[START OF Exercise materials]
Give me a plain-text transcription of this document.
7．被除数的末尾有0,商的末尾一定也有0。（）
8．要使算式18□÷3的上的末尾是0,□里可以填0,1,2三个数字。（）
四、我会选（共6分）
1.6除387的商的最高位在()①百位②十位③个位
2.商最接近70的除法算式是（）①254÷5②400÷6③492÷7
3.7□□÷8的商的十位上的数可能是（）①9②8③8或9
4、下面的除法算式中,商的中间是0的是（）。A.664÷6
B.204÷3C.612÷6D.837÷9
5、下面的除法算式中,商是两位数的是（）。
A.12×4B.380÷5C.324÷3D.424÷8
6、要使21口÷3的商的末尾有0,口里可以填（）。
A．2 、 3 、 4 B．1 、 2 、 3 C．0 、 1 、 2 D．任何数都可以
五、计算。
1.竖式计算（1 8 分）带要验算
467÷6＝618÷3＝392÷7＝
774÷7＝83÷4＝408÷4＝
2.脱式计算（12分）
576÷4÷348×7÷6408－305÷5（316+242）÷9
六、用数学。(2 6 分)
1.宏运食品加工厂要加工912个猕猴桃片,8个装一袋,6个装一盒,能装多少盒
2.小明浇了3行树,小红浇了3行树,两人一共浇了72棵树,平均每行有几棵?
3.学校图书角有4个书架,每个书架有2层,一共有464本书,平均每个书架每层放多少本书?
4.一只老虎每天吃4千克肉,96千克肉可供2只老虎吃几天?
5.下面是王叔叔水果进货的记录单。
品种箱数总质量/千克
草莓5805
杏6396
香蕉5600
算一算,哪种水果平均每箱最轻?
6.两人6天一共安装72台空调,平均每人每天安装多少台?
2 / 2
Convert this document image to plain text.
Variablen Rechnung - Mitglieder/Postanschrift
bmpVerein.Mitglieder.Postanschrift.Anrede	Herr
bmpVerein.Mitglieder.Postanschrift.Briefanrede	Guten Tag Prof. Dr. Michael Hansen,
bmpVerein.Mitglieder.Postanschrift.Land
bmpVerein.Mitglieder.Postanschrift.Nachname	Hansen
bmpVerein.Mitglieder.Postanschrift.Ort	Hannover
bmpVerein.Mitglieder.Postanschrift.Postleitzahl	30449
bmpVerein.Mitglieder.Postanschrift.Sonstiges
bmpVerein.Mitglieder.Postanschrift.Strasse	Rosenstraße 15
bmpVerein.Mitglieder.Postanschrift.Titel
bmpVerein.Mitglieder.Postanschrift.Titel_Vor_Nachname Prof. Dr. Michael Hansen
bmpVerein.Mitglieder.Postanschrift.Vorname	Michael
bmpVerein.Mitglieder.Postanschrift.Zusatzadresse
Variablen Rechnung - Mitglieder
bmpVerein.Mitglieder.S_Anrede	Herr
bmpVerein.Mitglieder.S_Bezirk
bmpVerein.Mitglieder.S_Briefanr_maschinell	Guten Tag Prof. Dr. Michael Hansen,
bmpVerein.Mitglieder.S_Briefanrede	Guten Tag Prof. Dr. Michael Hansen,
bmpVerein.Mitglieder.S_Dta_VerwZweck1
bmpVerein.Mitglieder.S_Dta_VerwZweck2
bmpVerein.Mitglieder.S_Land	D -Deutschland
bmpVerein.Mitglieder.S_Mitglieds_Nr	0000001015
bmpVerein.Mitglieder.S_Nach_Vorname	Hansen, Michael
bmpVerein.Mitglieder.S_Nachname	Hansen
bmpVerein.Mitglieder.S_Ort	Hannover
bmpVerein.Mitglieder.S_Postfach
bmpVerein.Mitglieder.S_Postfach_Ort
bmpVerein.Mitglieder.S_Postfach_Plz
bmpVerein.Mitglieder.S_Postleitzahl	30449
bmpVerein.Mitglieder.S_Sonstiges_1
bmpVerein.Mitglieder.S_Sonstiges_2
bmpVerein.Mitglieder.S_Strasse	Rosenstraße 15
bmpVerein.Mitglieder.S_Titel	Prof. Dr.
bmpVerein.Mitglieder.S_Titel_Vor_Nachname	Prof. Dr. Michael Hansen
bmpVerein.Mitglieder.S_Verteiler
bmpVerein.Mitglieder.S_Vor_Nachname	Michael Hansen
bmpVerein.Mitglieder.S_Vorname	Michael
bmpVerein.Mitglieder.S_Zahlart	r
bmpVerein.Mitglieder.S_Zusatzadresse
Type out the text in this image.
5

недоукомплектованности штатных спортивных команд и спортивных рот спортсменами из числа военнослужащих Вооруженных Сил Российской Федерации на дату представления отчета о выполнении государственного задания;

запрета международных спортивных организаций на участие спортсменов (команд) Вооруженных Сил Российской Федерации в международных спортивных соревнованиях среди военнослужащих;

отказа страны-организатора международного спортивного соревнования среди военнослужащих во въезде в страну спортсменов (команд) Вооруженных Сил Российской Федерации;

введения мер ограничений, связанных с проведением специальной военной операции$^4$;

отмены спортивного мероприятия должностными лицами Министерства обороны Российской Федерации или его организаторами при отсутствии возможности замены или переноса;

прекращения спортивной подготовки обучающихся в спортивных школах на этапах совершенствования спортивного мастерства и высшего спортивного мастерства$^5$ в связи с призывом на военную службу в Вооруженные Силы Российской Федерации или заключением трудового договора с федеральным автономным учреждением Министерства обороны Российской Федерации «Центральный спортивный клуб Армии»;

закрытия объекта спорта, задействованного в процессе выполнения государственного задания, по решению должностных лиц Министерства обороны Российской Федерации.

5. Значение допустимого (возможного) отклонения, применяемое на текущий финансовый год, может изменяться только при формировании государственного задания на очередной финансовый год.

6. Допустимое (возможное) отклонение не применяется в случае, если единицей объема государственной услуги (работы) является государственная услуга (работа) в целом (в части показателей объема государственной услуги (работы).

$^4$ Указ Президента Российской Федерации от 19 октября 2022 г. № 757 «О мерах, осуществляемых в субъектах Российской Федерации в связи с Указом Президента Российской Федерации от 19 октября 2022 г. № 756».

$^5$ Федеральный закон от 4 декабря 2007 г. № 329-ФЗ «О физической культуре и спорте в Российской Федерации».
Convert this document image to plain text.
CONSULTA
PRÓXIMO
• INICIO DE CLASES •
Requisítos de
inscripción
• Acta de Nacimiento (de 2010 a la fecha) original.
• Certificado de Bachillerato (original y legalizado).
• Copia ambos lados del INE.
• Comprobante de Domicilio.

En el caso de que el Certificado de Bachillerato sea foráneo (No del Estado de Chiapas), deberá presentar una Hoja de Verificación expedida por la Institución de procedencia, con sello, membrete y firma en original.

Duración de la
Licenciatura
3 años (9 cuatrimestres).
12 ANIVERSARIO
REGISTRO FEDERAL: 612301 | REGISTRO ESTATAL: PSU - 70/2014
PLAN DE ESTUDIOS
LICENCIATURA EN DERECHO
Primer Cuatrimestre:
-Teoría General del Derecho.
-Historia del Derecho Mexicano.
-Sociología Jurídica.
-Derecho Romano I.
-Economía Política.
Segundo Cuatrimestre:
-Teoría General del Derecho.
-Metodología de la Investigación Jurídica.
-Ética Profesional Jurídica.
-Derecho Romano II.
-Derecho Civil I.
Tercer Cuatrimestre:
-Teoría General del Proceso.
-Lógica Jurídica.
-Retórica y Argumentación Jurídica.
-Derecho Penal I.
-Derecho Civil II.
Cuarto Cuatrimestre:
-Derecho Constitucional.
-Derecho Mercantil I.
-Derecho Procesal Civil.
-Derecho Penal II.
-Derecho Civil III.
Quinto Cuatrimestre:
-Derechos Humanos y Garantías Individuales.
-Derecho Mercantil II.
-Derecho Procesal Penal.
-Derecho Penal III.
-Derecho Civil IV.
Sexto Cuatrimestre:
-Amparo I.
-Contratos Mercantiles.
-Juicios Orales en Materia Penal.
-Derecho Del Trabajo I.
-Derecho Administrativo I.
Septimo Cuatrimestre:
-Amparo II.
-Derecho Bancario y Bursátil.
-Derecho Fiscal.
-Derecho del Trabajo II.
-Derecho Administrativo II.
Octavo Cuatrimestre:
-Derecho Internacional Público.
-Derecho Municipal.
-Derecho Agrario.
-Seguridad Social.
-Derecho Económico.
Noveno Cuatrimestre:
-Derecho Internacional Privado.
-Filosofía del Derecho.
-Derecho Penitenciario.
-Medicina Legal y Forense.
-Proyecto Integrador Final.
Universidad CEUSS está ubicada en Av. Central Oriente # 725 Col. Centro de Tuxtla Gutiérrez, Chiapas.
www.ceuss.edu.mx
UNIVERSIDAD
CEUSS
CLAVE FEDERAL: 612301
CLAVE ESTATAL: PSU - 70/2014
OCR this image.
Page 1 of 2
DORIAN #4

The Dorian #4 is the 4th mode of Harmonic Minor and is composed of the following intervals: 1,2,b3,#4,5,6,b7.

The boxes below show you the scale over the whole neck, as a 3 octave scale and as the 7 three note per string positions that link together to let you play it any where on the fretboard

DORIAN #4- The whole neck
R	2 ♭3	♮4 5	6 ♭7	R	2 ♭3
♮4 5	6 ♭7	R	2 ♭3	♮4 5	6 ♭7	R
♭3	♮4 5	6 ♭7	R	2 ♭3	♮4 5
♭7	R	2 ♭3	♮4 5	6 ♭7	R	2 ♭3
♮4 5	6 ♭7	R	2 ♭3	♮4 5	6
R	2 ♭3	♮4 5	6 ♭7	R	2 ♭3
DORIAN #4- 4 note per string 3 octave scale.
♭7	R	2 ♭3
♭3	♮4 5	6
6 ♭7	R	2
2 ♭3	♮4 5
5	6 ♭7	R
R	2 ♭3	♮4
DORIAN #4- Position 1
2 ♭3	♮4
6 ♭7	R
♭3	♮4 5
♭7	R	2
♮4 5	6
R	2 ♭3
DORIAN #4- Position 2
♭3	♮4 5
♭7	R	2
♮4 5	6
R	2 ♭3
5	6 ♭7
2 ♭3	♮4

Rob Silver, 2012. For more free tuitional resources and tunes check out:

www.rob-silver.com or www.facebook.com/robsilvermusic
[END OF Exercise materials]
Filter the entries and copy out every line with the word "Certificado".

- Response to the task -
• Certificado de Bachillerato (original y legalizado).
En el caso de que el Certificado de Bachillerato sea foráneo (No del Estado de Chiapas), deberá presentar una Hoja de Verificación expedida por la Institución de procedencia, con sello, membrete y firma en original.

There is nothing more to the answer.